> **Text segment**
— BEGIN —
I shoot BHFS & it's because that's what I hunt with & for more than 30 years now. I see this BS all the time about "avoiding" better shooters. The tourney shooters I know in BHFS shoot that division because it's what they always shoot. 5 fixed pins max & not moving after start, hell my stabilizer is almost 40 years old to. In my early years I did shoot FS, scope & all that & yes, did pretty dam- good.. I suppose Recurve & Longbow shooters are avoiding competition too since they are the minority in todays competition.. Long ago (50s60 maybe even 70s) you were required to use 125 gr tips in BH. Llike in Trad. Longbow today requires WOOD shafts & split finger. In those days we had AA, A, B, C, D class indoors & A,B,C,D class outdoor Men, women, kids FS & BH & Barebow. You WOULD have TWO tournament scores on your card b/4 going into a class in "every round. (You shot top class in those 1st two). Now a days, it's all 3-D & when you do shoot a Field or Target they never put on card unless "asked". Hell, back then we even had a state Broadhead championships shooting PIN sights and B-heads that would not fit thru a 7/8" ring in your class. True, some may look for less competition but I think that's at a minimum.
These are a couple BHFS competitors targets at 50 & 55 yds at the National level. Sandbaggers..

NFAA web page has all the regs for classes posted, go there..


----------
— END —
> **Data block**
— BEGIN —
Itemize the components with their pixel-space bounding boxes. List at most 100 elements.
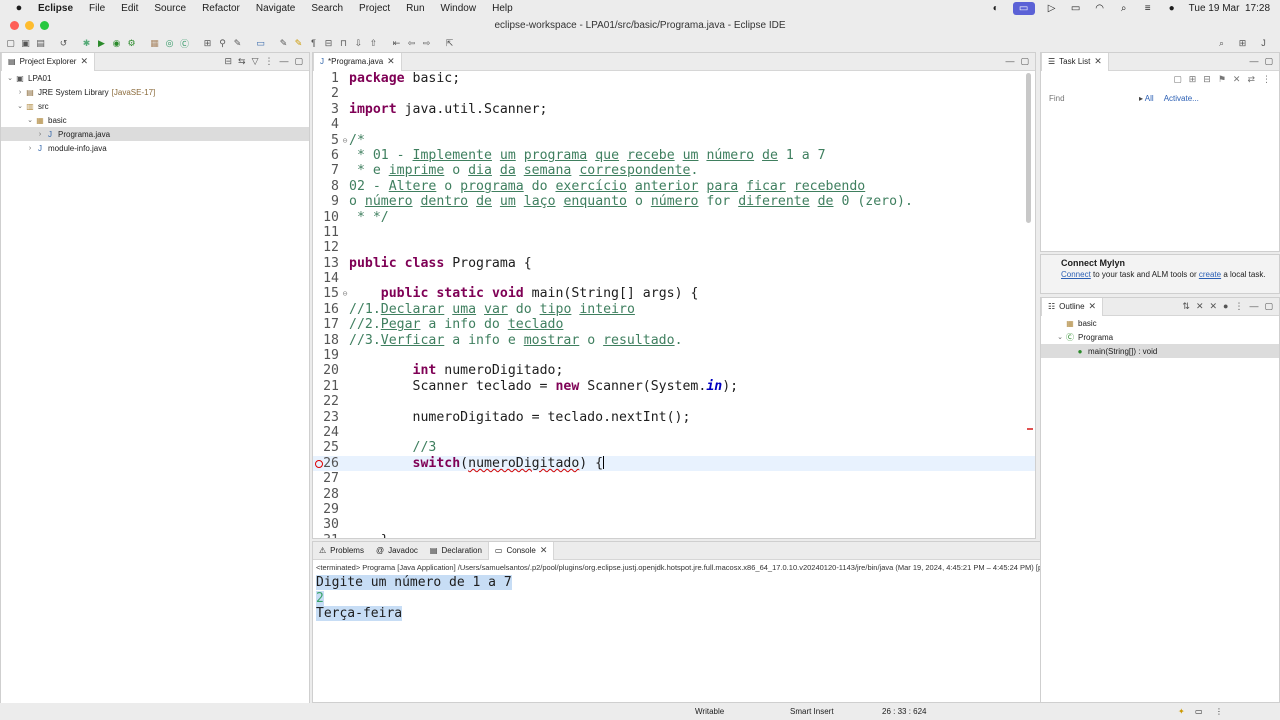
— END —
> **The tasks**
• 1. List every indoor class that, according to the archery forum post above, existed in the era the writer describes.
• 2. Translate this sentence from the archery forum post into Spanish: "The tourney shooters I know in BHFS shoot that division because it's what they always shoot."

> **Responses**
• 1. AA, A, B, C, D

• 2. Los tiradores de torneo que conozco en BHFS compiten en esa división porque es la que siempre tiran.